*Exercise description*: Collect every line below that contains the word "NaCl".
>> BEGIN
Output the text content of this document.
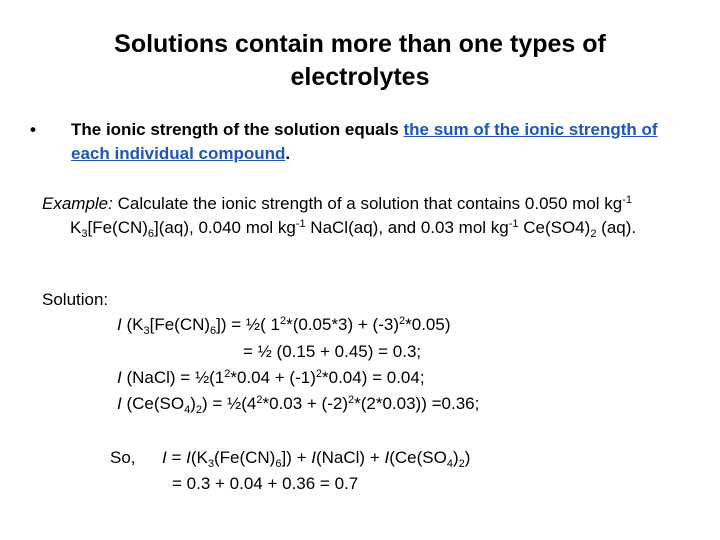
Solutions contain more than one types of
electrolytes
• The ionic strength of the solution equals the sum of the ionic strength of each individual compound.
Example: Calculate the ionic strength of a solution that contains 0.050 mol $kg^{-1}$ $K_3[Fe(CN)_6](aq)$, 0.040 mol $kg^{-1}$ NaCl(aq), and 0.03 mol $kg^{-1}$ $Ce(SO4)_2$ (aq).
Solution:
I $(K_3[Fe(CN)_6])$ = ½( $1^2*(0.05*3) + (-3)^2*0.05$)
= ½ (0.15 + 0.45) = 0.3;
I (NaCl) = $\frac{1}{2}(1^2*0.04 + (-1)^2*0.04) = 0.04$;
I $(Ce(SO_4)_2)$ = $\frac{1}{2}(4^2*0.03 + (-2)^2*(2*0.03)) =0.36$;
So, $I = I(K_3(Fe(CN)_6])$ + I(NaCl) + $I(Ce(SO_4)_2)$
= 0.3 + 0.04 + 0.36 = 0.7
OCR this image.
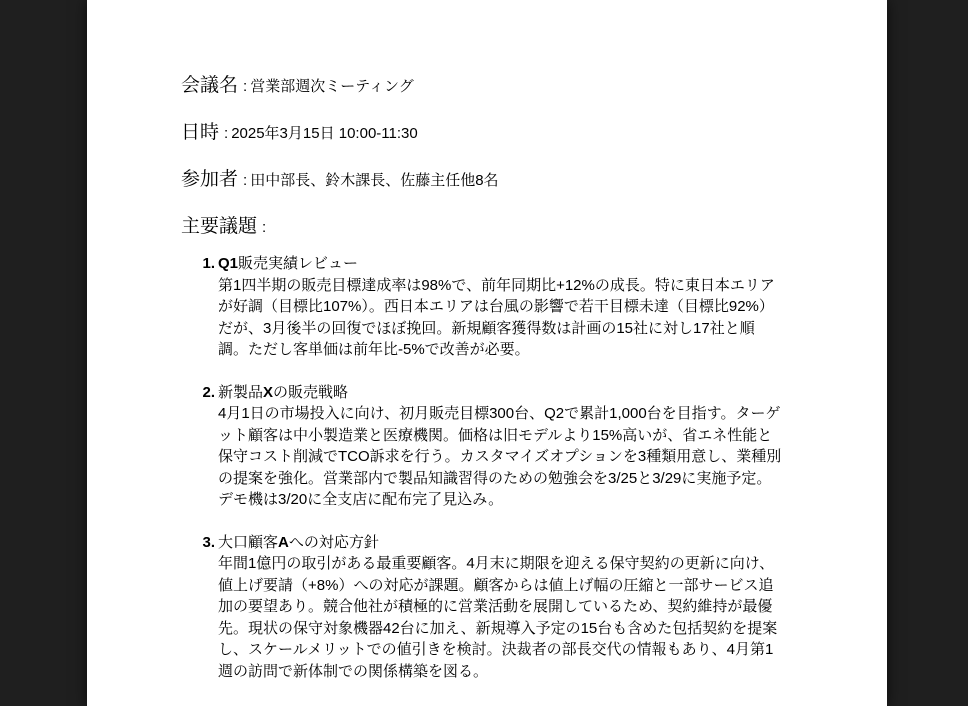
会議名 : 営業部週次ミーティング

日時 : 2025年3月15日 10:00-11:30

参加者 : 田中部長、鈴木課長、佐藤主任他8名

主要議題 :

1. Q1販売実績レビュー
第1四半期の販売目標達成率は98%で、前年同期比+12%の成長。特に東日本エリアが好調（目標比107%）。西日本エリアは台風の影響で若干目標未達（目標比92%）だが、3月後半の回復でほぼ挽回。新規顧客獲得数は計画の15社に対し17社と順調。ただし客単価は前年比-5%で改善が必要。
2. 新製品Xの販売戦略
4月1日の市場投入に向け、初月販売目標300台、Q2で累計1,000台を目指す。ターゲット顧客は中小製造業と医療機関。価格は旧モデルより15%高いが、省エネ性能と保守コスト削減でTCO訴求を行う。カスタマイズオプションを3種類用意し、業種別の提案を強化。営業部内で製品知識習得のための勉強会を3/25と3/29に実施予定。デモ機は3/20に全支店に配布完了見込み。
3. 大口顧客Aへの対応方針
年間1億円の取引がある最重要顧客。4月末に期限を迎える保守契約の更新に向け、値上げ要請（+8%）への対応が課題。顧客からは値上げ幅の圧縮と一部サービス追加の要望あり。競合他社が積極的に営業活動を展開しているため、契約維持が最優先。現状の保守対象機器42台に加え、新規導入予定の15台も含めた包括契約を提案し、スケールメリットでの値引きを検討。決裁者の部長交代の情報もあり、4月第1週の訪問で新体制での関係構築を図る。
>> END
*Response to the task*:
Example: Calculate the ionic strength of a solution that contains 0.050 mol $kg^{-1}$ $K_3[Fe(CN)_6](aq)$, 0.040 mol $kg^{-1}$ NaCl(aq), and 0.03 mol $kg^{-1}$ $Ce(SO4)_2$ (aq).
I (NaCl) = $\frac{1}{2}(1^2*0.04 + (-1)^2*0.04) = 0.04$;
So, $I = I(K_3(Fe(CN)_6])$ + I(NaCl) + $I(Ce(SO_4)_2)$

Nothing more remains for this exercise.